→ Data provided

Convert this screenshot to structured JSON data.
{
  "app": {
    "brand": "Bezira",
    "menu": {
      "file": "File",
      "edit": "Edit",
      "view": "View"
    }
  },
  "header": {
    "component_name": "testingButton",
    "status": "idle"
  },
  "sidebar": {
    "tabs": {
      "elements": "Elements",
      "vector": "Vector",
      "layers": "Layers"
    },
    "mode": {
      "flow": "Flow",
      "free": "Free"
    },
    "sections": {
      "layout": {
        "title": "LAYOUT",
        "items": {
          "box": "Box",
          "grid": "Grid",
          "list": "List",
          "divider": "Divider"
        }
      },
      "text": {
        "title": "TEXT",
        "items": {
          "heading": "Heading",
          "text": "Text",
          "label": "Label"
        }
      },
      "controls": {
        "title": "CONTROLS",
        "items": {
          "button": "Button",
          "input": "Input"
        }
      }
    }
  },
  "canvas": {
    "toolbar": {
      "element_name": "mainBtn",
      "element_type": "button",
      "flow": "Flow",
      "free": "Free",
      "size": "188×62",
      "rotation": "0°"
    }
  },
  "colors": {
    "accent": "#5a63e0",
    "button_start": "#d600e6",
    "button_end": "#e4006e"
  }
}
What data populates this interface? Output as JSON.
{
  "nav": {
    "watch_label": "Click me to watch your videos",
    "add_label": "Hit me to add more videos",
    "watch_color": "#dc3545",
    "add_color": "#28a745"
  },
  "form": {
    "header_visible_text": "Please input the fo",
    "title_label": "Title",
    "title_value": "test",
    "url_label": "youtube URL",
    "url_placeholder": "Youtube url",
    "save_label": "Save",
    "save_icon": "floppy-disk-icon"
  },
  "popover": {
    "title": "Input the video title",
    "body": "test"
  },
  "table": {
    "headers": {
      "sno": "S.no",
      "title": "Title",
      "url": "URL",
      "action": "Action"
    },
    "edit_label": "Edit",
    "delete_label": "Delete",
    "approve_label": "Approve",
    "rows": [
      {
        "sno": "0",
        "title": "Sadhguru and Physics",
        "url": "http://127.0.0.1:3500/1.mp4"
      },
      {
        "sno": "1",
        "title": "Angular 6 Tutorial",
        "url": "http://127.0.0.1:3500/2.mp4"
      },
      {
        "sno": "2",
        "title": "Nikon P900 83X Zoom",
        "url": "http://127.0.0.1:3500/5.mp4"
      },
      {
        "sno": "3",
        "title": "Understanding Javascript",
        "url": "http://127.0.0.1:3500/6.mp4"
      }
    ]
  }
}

→ What you will do
Reproduce the complete set of lines precisely as supplied.

→ Answer for the task
Convert this screenshot to structured JSON data.
{
  "app": {
    "brand": "Bezira",
    "menu": {
      "file": "File",
      "edit": "Edit",
      "view": "View"
    }
  },
  "header": {
    "component_name": "testingButton",
    "status": "idle"
  },
  "sidebar": {
    "tabs": {
      "elements": "Elements",
      "vector": "Vector",
      "layers": "Layers"
    },
    "mode": {
      "flow": "Flow",
      "free": "Free"
    },
    "sections": {
      "layout": {
        "title": "LAYOUT",
        "items": {
          "box": "Box",
          "grid": "Grid",
          "list": "List",
          "divider": "Divider"
        }
      },
      "text": {
        "title": "TEXT",
        "items": {
          "heading": "Heading",
          "text": "Text",
          "label": "Label"
        }
      },
      "controls": {
        "title": "CONTROLS",
        "items": {
          "button": "Button",
          "input": "Input"
        }
      }
    }
  },
  "canvas": {
    "toolbar": {
      "element_name": "mainBtn",
      "element_type": "button",
      "flow": "Flow",
      "free": "Free",
      "size": "188×62",
      "rotation": "0°"
    }
  },
  "colors": {
    "accent": "#5a63e0",
    "button_start": "#d600e6",
    "button_end": "#e4006e"
  }
}
What data populates this interface? Output as JSON.
{
  "nav": {
    "watch_label": "Click me to watch your videos",
    "add_label": "Hit me to add more videos",
    "watch_color": "#dc3545",
    "add_color": "#28a745"
  },
  "form": {
    "header_visible_text": "Please input the fo",
    "title_label": "Title",
    "title_value": "test",
    "url_label": "youtube URL",
    "url_placeholder": "Youtube url",
    "save_label": "Save",
    "save_icon": "floppy-disk-icon"
  },
  "popover": {
    "title": "Input the video title",
    "body": "test"
  },
  "table": {
    "headers": {
      "sno": "S.no",
      "title": "Title",
      "url": "URL",
      "action": "Action"
    },
    "edit_label": "Edit",
    "delete_label": "Delete",
    "approve_label": "Approve",
    "rows": [
      {
        "sno": "0",
        "title": "Sadhguru and Physics",
        "url": "http://127.0.0.1:3500/1.mp4"
      },
      {
        "sno": "1",
        "title": "Angular 6 Tutorial",
        "url": "http://127.0.0.1:3500/2.mp4"
      },
      {
        "sno": "2",
        "title": "Nikon P900 83X Zoom",
        "url": "http://127.0.0.1:3500/5.mp4"
      },
      {
        "sno": "3",
        "title": "Understanding Javascript",
        "url": "http://127.0.0.1:3500/6.mp4"
      }
    ]
  }
}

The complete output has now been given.